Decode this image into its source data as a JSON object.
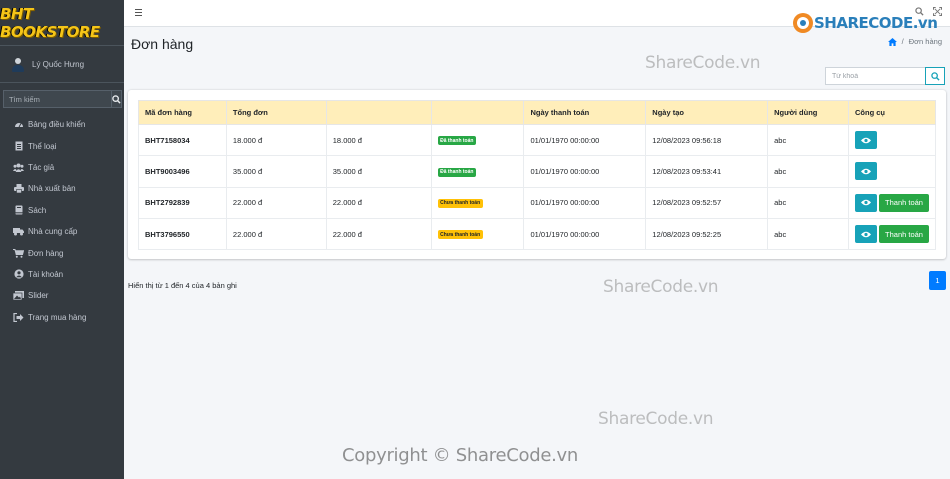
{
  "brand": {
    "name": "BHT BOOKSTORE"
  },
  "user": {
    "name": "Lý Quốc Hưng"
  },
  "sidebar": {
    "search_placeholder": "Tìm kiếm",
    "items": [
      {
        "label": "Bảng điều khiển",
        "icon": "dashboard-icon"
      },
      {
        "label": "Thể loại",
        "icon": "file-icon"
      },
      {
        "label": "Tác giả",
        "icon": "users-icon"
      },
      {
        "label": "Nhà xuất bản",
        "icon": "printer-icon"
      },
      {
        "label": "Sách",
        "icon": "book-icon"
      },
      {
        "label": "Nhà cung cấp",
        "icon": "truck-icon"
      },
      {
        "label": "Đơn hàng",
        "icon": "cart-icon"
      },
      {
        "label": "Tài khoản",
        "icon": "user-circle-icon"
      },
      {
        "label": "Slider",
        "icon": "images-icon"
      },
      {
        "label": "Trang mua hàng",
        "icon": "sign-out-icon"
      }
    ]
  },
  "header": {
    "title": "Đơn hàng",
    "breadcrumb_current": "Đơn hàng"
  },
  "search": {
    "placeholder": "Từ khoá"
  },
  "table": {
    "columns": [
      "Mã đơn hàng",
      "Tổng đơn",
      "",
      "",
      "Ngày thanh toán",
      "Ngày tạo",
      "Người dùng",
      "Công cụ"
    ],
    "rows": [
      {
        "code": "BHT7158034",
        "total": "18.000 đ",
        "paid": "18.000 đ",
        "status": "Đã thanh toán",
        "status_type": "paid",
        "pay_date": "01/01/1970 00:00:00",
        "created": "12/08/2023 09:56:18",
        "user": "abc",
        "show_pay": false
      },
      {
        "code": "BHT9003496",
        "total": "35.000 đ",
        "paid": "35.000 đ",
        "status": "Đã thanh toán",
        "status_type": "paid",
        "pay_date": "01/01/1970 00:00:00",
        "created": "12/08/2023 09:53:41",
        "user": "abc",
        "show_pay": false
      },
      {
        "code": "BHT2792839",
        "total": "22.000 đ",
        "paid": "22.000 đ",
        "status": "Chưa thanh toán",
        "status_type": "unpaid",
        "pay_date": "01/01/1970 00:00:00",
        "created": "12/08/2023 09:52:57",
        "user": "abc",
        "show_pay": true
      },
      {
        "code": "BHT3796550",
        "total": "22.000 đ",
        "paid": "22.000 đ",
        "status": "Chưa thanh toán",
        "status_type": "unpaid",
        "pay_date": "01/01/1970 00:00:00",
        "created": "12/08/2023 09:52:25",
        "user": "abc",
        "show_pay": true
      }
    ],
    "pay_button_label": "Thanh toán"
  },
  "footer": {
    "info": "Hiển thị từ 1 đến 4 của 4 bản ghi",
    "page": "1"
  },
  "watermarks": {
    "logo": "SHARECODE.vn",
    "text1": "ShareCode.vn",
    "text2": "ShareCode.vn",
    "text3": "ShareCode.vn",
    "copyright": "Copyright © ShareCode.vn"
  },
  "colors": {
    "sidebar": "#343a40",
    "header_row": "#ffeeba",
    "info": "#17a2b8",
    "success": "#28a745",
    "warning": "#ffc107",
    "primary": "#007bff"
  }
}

::::::

[Aim]: Quote the listing above in full, except for the pictures.

[Solution below]:
Decode this image into its source data as a JSON object.
{
  "brand": {
    "name": "BHT BOOKSTORE"
  },
  "user": {
    "name": "Lý Quốc Hưng"
  },
  "sidebar": {
    "search_placeholder": "Tìm kiếm",
    "items": [
      {
        "label": "Bảng điều khiển",
        "icon": "dashboard-icon"
      },
      {
        "label": "Thể loại",
        "icon": "file-icon"
      },
      {
        "label": "Tác giả",
        "icon": "users-icon"
      },
      {
        "label": "Nhà xuất bản",
        "icon": "printer-icon"
      },
      {
        "label": "Sách",
        "icon": "book-icon"
      },
      {
        "label": "Nhà cung cấp",
        "icon": "truck-icon"
      },
      {
        "label": "Đơn hàng",
        "icon": "cart-icon"
      },
      {
        "label": "Tài khoản",
        "icon": "user-circle-icon"
      },
      {
        "label": "Slider",
        "icon": "images-icon"
      },
      {
        "label": "Trang mua hàng",
        "icon": "sign-out-icon"
      }
    ]
  },
  "header": {
    "title": "Đơn hàng",
    "breadcrumb_current": "Đơn hàng"
  },
  "search": {
    "placeholder": "Từ khoá"
  },
  "table": {
    "columns": [
      "Mã đơn hàng",
      "Tổng đơn",
      "",
      "",
      "Ngày thanh toán",
      "Ngày tạo",
      "Người dùng",
      "Công cụ"
    ],
    "rows": [
      {
        "code": "BHT7158034",
        "total": "18.000 đ",
        "paid": "18.000 đ",
        "status": "Đã thanh toán",
        "status_type": "paid",
        "pay_date": "01/01/1970 00:00:00",
        "created": "12/08/2023 09:56:18",
        "user": "abc",
        "show_pay": false
      },
      {
        "code": "BHT9003496",
        "total": "35.000 đ",
        "paid": "35.000 đ",
        "status": "Đã thanh toán",
        "status_type": "paid",
        "pay_date": "01/01/1970 00:00:00",
        "created": "12/08/2023 09:53:41",
        "user": "abc",
        "show_pay": false
      },
      {
        "code": "BHT2792839",
        "total": "22.000 đ",
        "paid": "22.000 đ",
        "status": "Chưa thanh toán",
        "status_type": "unpaid",
        "pay_date": "01/01/1970 00:00:00",
        "created": "12/08/2023 09:52:57",
        "user": "abc",
        "show_pay": true
      },
      {
        "code": "BHT3796550",
        "total": "22.000 đ",
        "paid": "22.000 đ",
        "status": "Chưa thanh toán",
        "status_type": "unpaid",
        "pay_date": "01/01/1970 00:00:00",
        "created": "12/08/2023 09:52:25",
        "user": "abc",
        "show_pay": true
      }
    ],
    "pay_button_label": "Thanh toán"
  },
  "footer": {
    "info": "Hiển thị từ 1 đến 4 của 4 bản ghi",
    "page": "1"
  },
  "watermarks": {
    "logo": "SHARECODE.vn",
    "text1": "ShareCode.vn",
    "text2": "ShareCode.vn",
    "text3": "ShareCode.vn",
    "copyright": "Copyright © ShareCode.vn"
  },
  "colors": {
    "sidebar": "#343a40",
    "header_row": "#ffeeba",
    "info": "#17a2b8",
    "success": "#28a745",
    "warning": "#ffc107",
    "primary": "#007bff"
  }
}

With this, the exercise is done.